== Records for this exercise ==

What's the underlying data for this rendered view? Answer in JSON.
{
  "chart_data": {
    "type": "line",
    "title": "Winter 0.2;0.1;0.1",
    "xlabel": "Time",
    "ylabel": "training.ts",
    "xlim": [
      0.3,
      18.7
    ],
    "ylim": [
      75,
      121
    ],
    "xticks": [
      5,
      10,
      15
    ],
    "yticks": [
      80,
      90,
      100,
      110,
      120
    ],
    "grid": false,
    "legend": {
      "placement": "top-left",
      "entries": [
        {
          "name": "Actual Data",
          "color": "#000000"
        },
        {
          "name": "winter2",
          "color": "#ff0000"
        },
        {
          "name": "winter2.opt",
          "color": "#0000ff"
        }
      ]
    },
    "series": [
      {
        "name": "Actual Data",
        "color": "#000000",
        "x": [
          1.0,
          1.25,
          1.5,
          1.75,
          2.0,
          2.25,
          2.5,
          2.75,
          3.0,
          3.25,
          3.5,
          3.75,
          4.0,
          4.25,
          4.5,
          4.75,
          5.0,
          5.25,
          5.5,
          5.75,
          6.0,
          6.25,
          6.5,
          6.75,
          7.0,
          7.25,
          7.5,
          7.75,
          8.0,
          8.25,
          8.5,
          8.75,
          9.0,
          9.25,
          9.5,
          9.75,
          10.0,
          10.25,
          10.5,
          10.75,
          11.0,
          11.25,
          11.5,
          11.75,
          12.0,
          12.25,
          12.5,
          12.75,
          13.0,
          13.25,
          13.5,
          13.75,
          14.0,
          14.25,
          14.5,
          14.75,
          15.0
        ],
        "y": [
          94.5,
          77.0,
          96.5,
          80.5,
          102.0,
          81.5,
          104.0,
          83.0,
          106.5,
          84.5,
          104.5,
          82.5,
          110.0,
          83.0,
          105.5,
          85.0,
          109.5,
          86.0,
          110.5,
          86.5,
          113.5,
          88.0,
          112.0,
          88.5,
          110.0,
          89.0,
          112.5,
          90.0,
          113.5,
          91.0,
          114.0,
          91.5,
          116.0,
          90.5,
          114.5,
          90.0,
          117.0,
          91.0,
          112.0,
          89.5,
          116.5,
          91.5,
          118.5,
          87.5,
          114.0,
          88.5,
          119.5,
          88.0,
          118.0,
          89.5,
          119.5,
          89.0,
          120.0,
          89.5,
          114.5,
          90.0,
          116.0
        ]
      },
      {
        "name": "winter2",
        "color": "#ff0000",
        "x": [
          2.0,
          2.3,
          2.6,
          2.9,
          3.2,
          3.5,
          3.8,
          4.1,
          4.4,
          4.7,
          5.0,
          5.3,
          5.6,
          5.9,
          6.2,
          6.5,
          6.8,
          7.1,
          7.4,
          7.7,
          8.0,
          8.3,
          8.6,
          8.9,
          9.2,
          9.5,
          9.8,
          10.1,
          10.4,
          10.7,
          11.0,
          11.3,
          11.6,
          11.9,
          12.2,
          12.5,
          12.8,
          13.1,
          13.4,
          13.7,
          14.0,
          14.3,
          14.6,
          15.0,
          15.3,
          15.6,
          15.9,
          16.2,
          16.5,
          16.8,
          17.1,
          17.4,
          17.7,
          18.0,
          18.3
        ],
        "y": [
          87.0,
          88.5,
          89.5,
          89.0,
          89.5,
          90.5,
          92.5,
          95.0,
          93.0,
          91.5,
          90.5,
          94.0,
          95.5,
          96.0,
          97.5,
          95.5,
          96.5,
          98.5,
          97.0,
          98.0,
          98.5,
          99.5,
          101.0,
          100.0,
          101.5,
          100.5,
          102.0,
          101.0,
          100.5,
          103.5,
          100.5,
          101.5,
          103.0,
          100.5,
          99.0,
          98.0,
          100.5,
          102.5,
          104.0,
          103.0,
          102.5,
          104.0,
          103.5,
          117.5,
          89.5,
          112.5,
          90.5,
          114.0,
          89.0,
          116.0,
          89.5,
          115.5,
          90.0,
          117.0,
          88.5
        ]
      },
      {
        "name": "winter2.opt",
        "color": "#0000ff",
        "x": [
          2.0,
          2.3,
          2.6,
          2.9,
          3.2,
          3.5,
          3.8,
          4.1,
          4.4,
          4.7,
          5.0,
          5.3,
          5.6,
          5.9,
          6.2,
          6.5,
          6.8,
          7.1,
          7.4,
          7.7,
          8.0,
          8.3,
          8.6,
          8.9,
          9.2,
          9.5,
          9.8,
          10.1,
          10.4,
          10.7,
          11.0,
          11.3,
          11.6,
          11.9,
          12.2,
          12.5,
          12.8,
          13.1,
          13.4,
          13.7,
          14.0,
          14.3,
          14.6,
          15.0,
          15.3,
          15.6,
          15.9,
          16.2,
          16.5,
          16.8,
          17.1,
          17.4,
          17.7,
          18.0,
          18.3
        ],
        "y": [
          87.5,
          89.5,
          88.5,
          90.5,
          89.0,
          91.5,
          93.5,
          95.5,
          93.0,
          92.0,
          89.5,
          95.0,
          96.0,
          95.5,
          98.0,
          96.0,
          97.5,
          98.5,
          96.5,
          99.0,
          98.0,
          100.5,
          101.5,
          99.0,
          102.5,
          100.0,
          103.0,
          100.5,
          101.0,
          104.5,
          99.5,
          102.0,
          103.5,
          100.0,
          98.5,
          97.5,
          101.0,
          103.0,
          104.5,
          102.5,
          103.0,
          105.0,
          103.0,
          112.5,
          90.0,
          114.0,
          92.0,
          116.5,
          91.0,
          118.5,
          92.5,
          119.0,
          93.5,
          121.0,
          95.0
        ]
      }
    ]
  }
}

===

Scan the records above for the string "name", then select every line that holds it.

Reply ▸
          "name": "Actual Data",
          "name": "winter2",
          "name": "winter2.opt",
        "name": "Actual Data",
        "name": "winter2",
        "name": "winter2.opt",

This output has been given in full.